» **SOURCE EXTRACT**
┌──

Chef will provide the way to delete, the user must figure out what to
delete.
Now, to answer your first questions: I do not think that maintaining one
node object per activity set would be practical in the long run.
Dan

On Fri, Jan 28, 2011 at 2:31 PM, Charles Duffy charles@dyfis.net wrote:

This speaks more to orchestration than to one-off run lists, but let me
comment –
My most interesting workflow I’ve been interesting in modeling is along
the lines of the following:
"If average load across all application servers is less than 1.0, no more
than 1/5 of all app servers are out of the pool, and this node is flagged as
having at least one recipe in the pending-downtime list:

  • remove this node from the load balancer’s pool
  • wait for all requests to drain
  • run all recipes in the pending-downtime list, removing each from said
    list after successful completion
  • when pending-downtime list is empty, put this server back into the
    pool"
    …where several different recipes have the ability to add their own
    entries to the pending-downtime list (which could be anything from a
    firewall reconfiguration to an application restart to a full-system reboot)
    Of course, the "no more than 1/5 of all app servers are out of the pool"
    requirement calls for some care to avoid race conditions.
    If y’all are working on an orchestration solution, I would be very
    interested to hear how it addresses this kind of use case.
    On Fri, Jan 28, 2011 at 1:12 PM, Chris Walters cw@opscode.com wrote:

Dan,
Absolutely. One-off run lists are one of the most requested features.
They also fit into some of the preliminary discussions we’ve had about
orchestration models. We plan to get a design together for one-off run lists
in the next few weeks to share with the community for feedback.

└──

» **STATED EXERCISE 1**
In the Chef orchestration thread, rewrite the passage that begins at the words "requirement calls for" and stops after "of use case.", replacing "race conditions" with "conflicts".
» **STATED EXERCISE 2**
Do the following statements agree with the Chef orchestration thread? Answer yes or no for each and quote the deciding words.
(a) Dan considers one node object per activity set practical in the long run.
(b) Chris Walters calls one-off run lists one of the most requested features.
(c) An entry on the pending-downtime list could be a full-system reboot.

» **DATA**

┌──

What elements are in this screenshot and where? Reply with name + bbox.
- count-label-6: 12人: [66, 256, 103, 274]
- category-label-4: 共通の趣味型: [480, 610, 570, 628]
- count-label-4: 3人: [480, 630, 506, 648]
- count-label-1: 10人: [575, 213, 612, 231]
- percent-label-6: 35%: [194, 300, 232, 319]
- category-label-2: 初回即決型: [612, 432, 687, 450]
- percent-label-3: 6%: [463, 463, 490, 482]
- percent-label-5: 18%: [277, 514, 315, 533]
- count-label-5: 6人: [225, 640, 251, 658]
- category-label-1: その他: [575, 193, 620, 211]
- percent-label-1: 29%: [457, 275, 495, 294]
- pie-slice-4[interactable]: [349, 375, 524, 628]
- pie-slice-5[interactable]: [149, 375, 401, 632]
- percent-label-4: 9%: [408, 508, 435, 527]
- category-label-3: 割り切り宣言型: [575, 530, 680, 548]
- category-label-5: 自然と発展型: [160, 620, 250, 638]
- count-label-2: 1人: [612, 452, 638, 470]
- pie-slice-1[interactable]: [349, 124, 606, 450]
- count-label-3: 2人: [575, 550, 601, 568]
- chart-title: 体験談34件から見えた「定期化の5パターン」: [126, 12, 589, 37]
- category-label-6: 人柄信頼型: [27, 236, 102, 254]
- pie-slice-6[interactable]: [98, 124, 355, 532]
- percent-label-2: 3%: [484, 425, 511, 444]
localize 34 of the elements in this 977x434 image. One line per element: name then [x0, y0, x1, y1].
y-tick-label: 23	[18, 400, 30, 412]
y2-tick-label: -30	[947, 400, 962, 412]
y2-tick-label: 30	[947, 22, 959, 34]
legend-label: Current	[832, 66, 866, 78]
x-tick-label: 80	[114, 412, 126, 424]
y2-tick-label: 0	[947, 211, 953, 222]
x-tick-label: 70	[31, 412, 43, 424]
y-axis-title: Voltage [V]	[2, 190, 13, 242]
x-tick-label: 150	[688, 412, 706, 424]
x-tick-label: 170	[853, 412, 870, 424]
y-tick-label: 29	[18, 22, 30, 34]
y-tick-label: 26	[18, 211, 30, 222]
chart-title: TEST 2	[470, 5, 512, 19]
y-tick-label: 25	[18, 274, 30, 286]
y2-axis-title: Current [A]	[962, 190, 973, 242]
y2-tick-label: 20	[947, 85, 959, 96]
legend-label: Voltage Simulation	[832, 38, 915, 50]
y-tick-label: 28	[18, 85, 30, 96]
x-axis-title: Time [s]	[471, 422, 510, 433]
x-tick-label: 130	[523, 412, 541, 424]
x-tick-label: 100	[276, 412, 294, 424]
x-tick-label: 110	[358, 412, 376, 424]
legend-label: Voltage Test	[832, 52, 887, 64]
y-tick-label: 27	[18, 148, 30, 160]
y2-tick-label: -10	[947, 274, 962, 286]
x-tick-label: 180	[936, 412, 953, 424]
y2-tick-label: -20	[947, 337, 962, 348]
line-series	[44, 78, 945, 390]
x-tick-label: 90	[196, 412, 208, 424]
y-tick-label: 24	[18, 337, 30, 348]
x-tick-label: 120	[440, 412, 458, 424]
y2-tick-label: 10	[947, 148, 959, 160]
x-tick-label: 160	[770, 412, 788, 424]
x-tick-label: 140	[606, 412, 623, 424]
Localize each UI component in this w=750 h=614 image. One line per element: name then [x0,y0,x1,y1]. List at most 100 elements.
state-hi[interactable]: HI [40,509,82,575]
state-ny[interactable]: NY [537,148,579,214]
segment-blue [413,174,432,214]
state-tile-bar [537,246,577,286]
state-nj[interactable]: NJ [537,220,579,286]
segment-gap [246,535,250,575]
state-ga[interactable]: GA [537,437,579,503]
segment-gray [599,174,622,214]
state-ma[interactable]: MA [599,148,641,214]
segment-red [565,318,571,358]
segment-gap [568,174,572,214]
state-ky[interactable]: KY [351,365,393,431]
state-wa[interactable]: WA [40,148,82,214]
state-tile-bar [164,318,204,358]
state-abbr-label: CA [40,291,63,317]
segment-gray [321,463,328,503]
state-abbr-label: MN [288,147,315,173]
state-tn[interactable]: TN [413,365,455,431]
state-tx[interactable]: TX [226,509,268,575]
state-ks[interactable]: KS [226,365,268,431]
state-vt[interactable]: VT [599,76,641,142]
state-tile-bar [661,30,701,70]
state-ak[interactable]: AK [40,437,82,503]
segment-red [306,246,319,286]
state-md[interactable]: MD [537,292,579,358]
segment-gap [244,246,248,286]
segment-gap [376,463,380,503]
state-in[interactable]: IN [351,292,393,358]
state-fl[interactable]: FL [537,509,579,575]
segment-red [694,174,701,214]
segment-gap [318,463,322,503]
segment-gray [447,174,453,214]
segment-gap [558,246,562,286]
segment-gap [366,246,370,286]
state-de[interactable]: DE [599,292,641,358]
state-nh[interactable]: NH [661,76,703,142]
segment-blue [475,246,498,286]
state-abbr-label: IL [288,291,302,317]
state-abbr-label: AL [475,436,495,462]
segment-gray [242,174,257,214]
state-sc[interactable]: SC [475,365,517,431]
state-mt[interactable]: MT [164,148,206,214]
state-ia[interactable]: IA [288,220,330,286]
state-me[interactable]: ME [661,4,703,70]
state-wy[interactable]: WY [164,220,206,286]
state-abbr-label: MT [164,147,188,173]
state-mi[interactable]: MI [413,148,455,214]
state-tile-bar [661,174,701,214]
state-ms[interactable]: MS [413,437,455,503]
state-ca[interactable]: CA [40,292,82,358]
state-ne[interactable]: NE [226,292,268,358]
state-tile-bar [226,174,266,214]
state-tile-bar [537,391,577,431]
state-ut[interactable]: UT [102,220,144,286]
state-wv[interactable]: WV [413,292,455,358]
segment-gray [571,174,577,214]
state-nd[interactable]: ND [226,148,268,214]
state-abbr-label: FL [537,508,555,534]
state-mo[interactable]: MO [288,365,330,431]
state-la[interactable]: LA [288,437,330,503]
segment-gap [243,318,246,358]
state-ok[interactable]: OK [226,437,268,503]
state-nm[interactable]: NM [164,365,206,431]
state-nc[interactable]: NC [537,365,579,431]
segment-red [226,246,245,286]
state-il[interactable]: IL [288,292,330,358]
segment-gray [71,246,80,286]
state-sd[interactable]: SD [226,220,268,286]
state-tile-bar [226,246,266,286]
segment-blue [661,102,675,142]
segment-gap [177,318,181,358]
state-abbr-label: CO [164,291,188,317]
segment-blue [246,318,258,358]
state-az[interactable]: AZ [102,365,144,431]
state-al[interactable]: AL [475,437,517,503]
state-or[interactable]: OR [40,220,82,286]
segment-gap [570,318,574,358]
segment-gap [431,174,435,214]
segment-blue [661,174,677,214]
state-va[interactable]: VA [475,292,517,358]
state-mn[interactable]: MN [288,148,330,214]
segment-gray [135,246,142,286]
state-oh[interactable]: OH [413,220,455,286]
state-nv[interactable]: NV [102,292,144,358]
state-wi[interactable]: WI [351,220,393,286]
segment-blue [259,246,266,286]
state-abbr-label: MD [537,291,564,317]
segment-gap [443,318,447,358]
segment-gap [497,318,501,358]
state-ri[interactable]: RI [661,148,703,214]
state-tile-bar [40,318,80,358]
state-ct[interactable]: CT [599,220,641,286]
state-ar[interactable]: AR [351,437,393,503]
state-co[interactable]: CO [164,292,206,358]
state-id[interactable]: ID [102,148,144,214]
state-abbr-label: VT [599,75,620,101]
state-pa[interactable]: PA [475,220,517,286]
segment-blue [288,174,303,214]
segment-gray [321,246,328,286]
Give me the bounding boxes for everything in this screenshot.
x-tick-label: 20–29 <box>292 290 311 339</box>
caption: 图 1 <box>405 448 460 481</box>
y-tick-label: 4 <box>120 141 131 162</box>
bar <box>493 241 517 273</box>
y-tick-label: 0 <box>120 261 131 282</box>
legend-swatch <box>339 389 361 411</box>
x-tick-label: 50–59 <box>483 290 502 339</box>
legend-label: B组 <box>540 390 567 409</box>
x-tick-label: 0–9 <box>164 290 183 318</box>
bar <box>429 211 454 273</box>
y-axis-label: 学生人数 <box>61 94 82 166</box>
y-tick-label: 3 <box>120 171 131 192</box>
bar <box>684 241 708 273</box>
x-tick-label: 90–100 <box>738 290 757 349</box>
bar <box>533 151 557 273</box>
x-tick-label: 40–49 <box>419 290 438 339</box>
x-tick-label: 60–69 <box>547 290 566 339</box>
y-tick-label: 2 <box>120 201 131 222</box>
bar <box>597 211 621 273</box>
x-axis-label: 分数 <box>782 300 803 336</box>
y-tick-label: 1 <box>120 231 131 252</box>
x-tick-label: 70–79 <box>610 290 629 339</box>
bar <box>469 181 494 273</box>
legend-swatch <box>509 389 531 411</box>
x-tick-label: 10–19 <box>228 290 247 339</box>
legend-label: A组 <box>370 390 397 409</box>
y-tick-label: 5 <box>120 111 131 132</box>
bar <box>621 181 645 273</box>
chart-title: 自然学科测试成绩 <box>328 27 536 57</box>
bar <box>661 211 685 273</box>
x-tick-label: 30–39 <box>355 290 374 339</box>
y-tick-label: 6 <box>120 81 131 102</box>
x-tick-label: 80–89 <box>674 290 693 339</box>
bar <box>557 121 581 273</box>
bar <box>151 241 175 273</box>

└──

» **ANSWER 1**
requirement calls for some care to avoid conflicts.
    If y’all are working on an orchestration solution, I would be very
    interested to hear how it addresses this kind of use case.

» **ANSWER 2**
(a) No: "I do not think that maintaining one node object per activity set would be practical in the long run."
(b) Yes: "One-off run lists are one of the most requested features."
(c) Yes: "which could be anything from a firewall reconfiguration to an application restart to a full-system reboot"